(Problem to work on):
Take the data below and repeat it exactly.

— BEGIN Records for this task —

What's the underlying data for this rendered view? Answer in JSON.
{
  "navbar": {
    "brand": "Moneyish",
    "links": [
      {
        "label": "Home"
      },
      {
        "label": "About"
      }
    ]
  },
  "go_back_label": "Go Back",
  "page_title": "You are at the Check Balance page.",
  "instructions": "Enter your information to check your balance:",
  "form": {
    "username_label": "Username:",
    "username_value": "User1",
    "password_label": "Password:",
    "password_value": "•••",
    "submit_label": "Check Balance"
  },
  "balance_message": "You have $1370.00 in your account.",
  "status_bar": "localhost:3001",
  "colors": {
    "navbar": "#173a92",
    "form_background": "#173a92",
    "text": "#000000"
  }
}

— END Records for this task —

(The completed task):
What's the underlying data for this rendered view? Answer in JSON.
{
  "navbar": {
    "brand": "Moneyish",
    "links": [
      {
        "label": "Home"
      },
      {
        "label": "About"
      }
    ]
  },
  "go_back_label": "Go Back",
  "page_title": "You are at the Check Balance page.",
  "instructions": "Enter your information to check your balance:",
  "form": {
    "username_label": "Username:",
    "username_value": "User1",
    "password_label": "Password:",
    "password_value": "•••",
    "submit_label": "Check Balance"
  },
  "balance_message": "You have $1370.00 in your account.",
  "status_bar": "localhost:3001",
  "colors": {
    "navbar": "#173a92",
    "form_background": "#173a92",
    "text": "#000000"
  }
}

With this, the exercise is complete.